Without the pictures, return each record as it appears.

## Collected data
::::

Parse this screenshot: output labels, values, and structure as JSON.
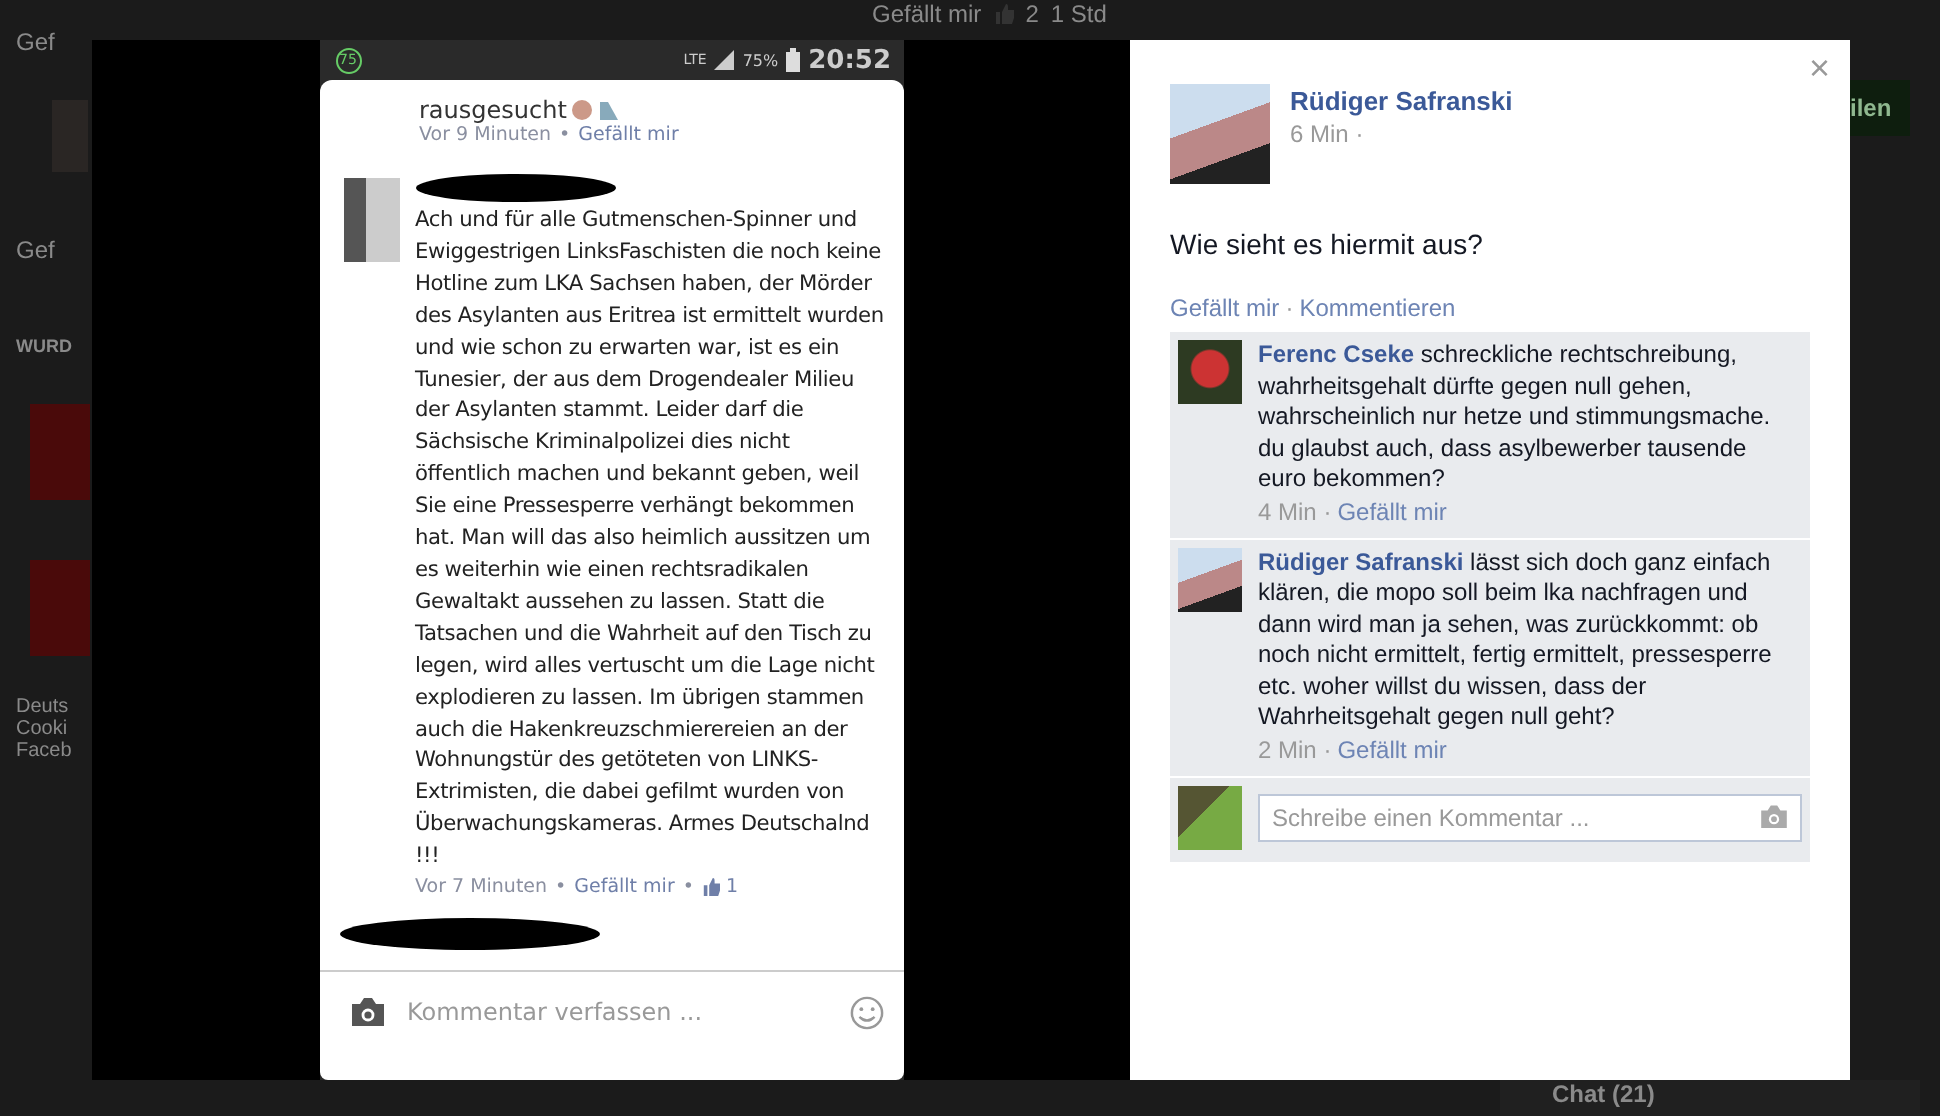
{
  "background": {
    "top_like": "Gefällt mir",
    "top_like_count": "2",
    "top_time": "1 Std",
    "left_links": [
      "Gef",
      "Gef"
    ],
    "section_heading": "WURD",
    "footer_lines": [
      "Deuts",
      "Cooki",
      "Faceb"
    ],
    "share_button": "ilen",
    "chat": "Chat (21)"
  },
  "phone": {
    "status_badge": "75",
    "network": "LTE",
    "battery": "75%",
    "clock": "20:52",
    "separator": "•",
    "post": {
      "author": "rausgesucht",
      "time": "Vor 9 Minuten",
      "like": "Gefällt mir"
    },
    "comment": {
      "text": "Ach und für alle Gutmenschen-Spinner und Ewiggestrigen LinksFaschisten die noch keine Hotline zum LKA Sachsen haben, der Mörder des Asylanten aus Eritrea ist ermittelt wurden und wie schon zu erwarten war, ist es ein Tunesier, der aus dem Drogendealer Milieu der Asylanten stammt. Leider darf die Sächsische Kriminalpolizei dies nicht öffentlich machen und bekannt geben, weil Sie eine Pressesperre verhängt bekommen hat. Man will das also heimlich aussitzen um es weiterhin wie einen rechtsradikalen Gewaltakt aussehen zu lassen. Statt die Tatsachen und die Wahrheit auf den Tisch zu legen, wird alles vertuscht um die Lage nicht explodieren zu lassen. Im übrigen stammen auch die Hakenkreuzschmierereien an der Wohnungstür des getöteten von LINKS-Extrimisten, die dabei gefilmt wurden von Überwachungskameras. Armes Deutschalnd !!!",
      "time": "Vor 7 Minuten",
      "like": "Gefällt mir",
      "likes": "1"
    },
    "input": {
      "placeholder": "Kommentar verfassen ..."
    }
  },
  "panel": {
    "separator": "·",
    "close": "×",
    "author": "Rüdiger Safranski",
    "time": "6 Min",
    "message": "Wie sieht es hiermit aus?",
    "actions": [
      "Gefällt mir",
      "Kommentieren"
    ],
    "comments": [
      {
        "author": "Ferenc Cseke",
        "text": "schreckliche rechtschreibung, wahrheitsgehalt dürfte gegen null gehen, wahrscheinlich nur hetze und stimmungsmache.\ndu glaubst auch, dass asylbewerber tausende euro bekommen?",
        "time": "4 Min",
        "like": "Gefällt mir"
      },
      {
        "author": "Rüdiger Safranski",
        "text": "lässt sich doch ganz einfach klären, die mopo soll beim lka nachfragen und dann wird man ja sehen, was zurückkommt: ob noch nicht ermittelt, fertig ermittelt, pressesperre etc. woher willst du wissen, dass der Wahrheitsgehalt gegen null geht?",
        "time": "2 Min",
        "like": "Gefällt mir"
      }
    ],
    "input": {
      "placeholder": "Schreibe einen Kommentar ..."
    }
  }
}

::::

## OUTPUT BELOW
Parse this screenshot: output labels, values, and structure as JSON.
{
  "background": {
    "top_like": "Gefällt mir",
    "top_like_count": "2",
    "top_time": "1 Std",
    "left_links": [
      "Gef",
      "Gef"
    ],
    "section_heading": "WURD",
    "footer_lines": [
      "Deuts",
      "Cooki",
      "Faceb"
    ],
    "share_button": "ilen",
    "chat": "Chat (21)"
  },
  "phone": {
    "status_badge": "75",
    "network": "LTE",
    "battery": "75%",
    "clock": "20:52",
    "separator": "•",
    "post": {
      "author": "rausgesucht",
      "time": "Vor 9 Minuten",
      "like": "Gefällt mir"
    },
    "comment": {
      "text": "Ach und für alle Gutmenschen-Spinner und Ewiggestrigen LinksFaschisten die noch keine Hotline zum LKA Sachsen haben, der Mörder des Asylanten aus Eritrea ist ermittelt wurden und wie schon zu erwarten war, ist es ein Tunesier, der aus dem Drogendealer Milieu der Asylanten stammt. Leider darf die Sächsische Kriminalpolizei dies nicht öffentlich machen und bekannt geben, weil Sie eine Pressesperre verhängt bekommen hat. Man will das also heimlich aussitzen um es weiterhin wie einen rechtsradikalen Gewaltakt aussehen zu lassen. Statt die Tatsachen und die Wahrheit auf den Tisch zu legen, wird alles vertuscht um die Lage nicht explodieren zu lassen. Im übrigen stammen auch die Hakenkreuzschmierereien an der Wohnungstür des getöteten von LINKS-Extrimisten, die dabei gefilmt wurden von Überwachungskameras. Armes Deutschalnd !!!",
      "time": "Vor 7 Minuten",
      "like": "Gefällt mir",
      "likes": "1"
    },
    "input": {
      "placeholder": "Kommentar verfassen ..."
    }
  },
  "panel": {
    "separator": "·",
    "close": "×",
    "author": "Rüdiger Safranski",
    "time": "6 Min",
    "message": "Wie sieht es hiermit aus?",
    "actions": [
      "Gefällt mir",
      "Kommentieren"
    ],
    "comments": [
      {
        "author": "Ferenc Cseke",
        "text": "schreckliche rechtschreibung, wahrheitsgehalt dürfte gegen null gehen, wahrscheinlich nur hetze und stimmungsmache.\ndu glaubst auch, dass asylbewerber tausende euro bekommen?",
        "time": "4 Min",
        "like": "Gefällt mir"
      },
      {
        "author": "Rüdiger Safranski",
        "text": "lässt sich doch ganz einfach klären, die mopo soll beim lka nachfragen und dann wird man ja sehen, was zurückkommt: ob noch nicht ermittelt, fertig ermittelt, pressesperre etc. woher willst du wissen, dass der Wahrheitsgehalt gegen null geht?",
        "time": "2 Min",
        "like": "Gefällt mir"
      }
    ],
    "input": {
      "placeholder": "Schreibe einen Kommentar ..."
    }
  }
}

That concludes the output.